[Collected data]
____
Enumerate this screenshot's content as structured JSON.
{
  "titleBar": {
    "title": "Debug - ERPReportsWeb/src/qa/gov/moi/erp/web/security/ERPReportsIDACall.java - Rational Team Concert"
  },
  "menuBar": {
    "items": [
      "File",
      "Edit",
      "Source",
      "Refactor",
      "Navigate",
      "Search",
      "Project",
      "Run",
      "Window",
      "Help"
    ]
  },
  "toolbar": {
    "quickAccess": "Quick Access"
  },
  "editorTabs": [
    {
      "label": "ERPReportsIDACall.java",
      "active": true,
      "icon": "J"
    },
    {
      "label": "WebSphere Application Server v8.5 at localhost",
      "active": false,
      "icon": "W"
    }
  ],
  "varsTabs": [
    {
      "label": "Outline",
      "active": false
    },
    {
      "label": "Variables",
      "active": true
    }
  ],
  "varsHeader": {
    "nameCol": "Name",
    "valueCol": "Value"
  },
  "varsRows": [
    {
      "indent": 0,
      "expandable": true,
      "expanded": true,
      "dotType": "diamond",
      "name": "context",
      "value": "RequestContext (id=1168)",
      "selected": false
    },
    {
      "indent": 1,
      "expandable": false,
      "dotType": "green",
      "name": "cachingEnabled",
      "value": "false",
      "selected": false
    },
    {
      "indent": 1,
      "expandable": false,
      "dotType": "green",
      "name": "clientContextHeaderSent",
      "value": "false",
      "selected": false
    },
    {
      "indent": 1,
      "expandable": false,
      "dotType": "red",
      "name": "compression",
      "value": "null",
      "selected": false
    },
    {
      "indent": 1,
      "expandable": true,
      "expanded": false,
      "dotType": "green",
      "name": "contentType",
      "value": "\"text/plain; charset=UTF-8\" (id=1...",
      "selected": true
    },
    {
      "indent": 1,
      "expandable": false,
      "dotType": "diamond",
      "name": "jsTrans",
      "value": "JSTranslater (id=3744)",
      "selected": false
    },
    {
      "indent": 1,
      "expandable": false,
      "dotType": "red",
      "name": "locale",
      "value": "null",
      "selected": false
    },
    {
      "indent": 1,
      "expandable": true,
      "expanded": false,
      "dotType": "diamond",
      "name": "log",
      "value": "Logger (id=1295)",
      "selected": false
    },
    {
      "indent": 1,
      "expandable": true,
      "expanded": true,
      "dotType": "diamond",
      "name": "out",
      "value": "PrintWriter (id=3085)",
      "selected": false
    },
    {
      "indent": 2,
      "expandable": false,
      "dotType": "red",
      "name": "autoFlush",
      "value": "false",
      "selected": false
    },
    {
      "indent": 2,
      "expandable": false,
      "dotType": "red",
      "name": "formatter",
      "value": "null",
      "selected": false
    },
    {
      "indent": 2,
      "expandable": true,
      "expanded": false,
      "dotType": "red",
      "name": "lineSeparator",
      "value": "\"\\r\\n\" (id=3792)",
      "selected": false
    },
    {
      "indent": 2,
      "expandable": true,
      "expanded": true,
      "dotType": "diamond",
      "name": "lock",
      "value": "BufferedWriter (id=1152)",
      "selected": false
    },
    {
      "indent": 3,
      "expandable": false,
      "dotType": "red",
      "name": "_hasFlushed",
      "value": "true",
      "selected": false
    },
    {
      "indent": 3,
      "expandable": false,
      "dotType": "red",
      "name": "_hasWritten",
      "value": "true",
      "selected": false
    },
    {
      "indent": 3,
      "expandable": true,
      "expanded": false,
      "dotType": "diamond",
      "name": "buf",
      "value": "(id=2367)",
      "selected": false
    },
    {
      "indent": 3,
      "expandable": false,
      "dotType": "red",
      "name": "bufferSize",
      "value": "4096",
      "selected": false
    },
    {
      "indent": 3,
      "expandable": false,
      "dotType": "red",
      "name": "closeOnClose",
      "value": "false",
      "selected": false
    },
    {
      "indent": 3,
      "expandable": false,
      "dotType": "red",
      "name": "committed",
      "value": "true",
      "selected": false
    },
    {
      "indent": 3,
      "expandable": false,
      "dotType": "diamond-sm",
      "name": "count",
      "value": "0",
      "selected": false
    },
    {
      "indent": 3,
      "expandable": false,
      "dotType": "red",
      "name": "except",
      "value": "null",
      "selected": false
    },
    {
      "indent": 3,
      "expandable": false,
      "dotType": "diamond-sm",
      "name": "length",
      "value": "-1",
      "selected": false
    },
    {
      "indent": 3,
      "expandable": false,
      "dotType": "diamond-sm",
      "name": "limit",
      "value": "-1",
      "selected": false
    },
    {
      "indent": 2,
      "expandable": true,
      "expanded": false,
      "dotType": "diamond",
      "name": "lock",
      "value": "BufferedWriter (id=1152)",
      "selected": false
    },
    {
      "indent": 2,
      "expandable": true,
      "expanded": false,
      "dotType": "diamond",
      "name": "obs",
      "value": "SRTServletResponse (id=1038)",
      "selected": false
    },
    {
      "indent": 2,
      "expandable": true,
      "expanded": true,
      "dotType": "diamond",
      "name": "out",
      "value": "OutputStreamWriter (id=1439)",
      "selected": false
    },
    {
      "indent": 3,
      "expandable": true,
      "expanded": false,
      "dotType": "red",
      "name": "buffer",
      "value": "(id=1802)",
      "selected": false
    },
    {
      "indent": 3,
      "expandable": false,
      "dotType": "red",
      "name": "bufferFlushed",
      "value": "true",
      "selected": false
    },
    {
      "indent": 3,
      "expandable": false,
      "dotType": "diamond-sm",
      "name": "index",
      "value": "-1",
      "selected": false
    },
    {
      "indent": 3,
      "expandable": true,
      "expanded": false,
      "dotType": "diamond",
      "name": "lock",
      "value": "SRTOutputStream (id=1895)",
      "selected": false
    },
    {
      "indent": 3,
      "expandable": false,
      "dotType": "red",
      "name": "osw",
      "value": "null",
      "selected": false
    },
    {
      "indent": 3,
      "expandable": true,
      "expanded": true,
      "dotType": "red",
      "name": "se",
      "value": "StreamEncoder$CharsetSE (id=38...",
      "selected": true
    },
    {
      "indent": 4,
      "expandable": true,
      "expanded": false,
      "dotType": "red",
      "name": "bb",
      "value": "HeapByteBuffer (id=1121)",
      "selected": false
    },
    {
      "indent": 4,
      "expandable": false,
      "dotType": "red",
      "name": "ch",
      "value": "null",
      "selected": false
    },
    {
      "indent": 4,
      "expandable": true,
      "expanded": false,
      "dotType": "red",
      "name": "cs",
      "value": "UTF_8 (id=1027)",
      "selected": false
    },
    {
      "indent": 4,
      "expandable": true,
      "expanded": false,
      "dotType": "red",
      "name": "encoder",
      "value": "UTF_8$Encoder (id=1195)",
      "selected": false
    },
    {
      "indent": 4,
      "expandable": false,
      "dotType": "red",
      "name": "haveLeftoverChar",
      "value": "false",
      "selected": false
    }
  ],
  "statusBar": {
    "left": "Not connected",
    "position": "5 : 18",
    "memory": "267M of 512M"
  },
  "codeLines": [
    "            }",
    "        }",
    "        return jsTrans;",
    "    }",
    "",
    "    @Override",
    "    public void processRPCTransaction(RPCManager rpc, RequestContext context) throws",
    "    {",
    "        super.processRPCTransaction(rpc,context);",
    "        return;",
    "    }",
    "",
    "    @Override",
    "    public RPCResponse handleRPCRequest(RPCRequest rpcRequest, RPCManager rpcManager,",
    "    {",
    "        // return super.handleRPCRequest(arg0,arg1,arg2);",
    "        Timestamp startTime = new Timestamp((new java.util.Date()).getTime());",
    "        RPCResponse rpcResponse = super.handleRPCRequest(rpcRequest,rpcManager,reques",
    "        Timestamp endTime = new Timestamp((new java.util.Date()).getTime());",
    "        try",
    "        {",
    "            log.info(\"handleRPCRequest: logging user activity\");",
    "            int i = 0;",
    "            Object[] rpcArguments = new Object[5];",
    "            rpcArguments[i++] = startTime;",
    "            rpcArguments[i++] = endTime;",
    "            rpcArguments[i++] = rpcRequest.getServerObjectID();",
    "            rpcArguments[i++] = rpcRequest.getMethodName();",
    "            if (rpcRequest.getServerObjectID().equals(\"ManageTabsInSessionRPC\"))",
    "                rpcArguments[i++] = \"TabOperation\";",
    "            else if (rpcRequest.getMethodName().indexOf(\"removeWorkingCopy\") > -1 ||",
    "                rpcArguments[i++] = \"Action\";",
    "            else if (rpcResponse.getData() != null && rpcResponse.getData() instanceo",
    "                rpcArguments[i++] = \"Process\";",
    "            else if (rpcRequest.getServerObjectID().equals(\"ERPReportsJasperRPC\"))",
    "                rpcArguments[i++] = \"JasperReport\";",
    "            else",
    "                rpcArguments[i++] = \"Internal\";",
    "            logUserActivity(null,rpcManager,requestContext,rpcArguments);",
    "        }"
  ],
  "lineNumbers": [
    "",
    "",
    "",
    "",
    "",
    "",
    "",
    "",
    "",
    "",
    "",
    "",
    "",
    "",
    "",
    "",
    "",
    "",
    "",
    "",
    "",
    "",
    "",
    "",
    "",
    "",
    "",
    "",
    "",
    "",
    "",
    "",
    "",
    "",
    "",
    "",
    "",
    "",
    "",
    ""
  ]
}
____
**DIRECTIVE:** Search the data for "startTime". Copy every line that has it.

**THE ANSWER:**
    "        Timestamp startTime = new Timestamp((new java.util.Date()).getTime());",
    "            rpcArguments[i++] = startTime;",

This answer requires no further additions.